(Dataset excerpt)

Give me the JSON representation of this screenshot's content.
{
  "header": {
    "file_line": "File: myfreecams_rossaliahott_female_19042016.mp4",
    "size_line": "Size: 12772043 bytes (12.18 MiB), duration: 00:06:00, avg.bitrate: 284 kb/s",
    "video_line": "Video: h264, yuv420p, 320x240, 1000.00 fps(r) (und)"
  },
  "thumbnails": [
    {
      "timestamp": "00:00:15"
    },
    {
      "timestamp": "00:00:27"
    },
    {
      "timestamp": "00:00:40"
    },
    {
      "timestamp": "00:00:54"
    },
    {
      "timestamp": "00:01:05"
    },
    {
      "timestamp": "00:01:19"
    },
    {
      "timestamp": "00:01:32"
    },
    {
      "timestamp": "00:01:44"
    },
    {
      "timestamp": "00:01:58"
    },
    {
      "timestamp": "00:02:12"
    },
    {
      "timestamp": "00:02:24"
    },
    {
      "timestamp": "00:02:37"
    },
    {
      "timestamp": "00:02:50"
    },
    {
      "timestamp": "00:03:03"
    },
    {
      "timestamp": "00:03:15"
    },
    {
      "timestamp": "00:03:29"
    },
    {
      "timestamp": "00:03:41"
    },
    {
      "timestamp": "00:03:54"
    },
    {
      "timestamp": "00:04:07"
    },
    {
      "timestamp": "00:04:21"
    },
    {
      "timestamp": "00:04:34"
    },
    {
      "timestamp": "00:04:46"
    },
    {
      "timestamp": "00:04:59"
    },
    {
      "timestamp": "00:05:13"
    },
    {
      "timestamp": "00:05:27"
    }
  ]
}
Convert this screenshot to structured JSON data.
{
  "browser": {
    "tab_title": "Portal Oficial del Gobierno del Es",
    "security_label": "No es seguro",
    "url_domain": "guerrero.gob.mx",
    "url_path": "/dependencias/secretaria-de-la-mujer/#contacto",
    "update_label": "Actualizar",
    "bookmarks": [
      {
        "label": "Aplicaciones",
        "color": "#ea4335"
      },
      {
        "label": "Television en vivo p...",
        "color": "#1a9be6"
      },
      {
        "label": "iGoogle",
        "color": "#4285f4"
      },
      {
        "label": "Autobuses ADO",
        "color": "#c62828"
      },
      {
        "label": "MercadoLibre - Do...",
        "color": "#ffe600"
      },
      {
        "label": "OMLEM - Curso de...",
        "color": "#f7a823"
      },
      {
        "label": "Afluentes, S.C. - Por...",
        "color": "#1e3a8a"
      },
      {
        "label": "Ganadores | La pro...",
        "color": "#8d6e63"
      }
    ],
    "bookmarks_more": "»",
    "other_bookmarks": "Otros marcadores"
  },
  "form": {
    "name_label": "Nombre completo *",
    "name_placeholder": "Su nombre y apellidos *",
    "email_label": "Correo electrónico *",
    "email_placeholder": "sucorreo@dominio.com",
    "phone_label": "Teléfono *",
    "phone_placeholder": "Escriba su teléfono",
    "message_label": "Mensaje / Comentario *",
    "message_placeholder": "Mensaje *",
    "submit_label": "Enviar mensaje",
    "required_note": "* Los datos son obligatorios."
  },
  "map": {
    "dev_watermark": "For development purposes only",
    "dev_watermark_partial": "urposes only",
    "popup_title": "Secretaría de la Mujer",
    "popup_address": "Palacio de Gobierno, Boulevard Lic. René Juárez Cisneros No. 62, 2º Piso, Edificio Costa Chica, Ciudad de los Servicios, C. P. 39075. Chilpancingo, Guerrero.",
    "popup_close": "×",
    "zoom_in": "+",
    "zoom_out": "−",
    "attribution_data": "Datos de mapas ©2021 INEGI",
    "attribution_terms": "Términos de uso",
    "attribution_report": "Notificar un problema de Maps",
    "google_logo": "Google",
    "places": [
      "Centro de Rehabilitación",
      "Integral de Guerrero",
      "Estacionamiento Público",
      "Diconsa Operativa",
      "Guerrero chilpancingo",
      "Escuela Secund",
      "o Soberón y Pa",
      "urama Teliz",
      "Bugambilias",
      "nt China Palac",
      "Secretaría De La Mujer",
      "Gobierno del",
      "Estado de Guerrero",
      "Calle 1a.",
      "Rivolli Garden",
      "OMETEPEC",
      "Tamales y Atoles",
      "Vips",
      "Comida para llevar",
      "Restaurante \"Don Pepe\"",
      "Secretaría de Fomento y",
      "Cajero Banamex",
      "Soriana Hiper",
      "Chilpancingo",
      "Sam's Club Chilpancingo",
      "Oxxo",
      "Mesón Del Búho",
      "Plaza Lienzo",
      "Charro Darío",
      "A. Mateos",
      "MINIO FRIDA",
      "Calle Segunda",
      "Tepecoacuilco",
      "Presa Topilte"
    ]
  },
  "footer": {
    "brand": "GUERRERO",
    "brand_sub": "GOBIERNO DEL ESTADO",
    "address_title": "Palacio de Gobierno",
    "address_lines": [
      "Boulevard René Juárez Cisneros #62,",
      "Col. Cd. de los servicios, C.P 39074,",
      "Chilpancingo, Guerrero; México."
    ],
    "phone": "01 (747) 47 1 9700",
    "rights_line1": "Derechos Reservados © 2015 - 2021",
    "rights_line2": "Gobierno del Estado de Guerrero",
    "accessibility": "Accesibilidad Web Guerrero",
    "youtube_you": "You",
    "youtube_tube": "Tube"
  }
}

Objective
Report only the number of lines in the data above that contain "Secretaría".

Result of the exercise
3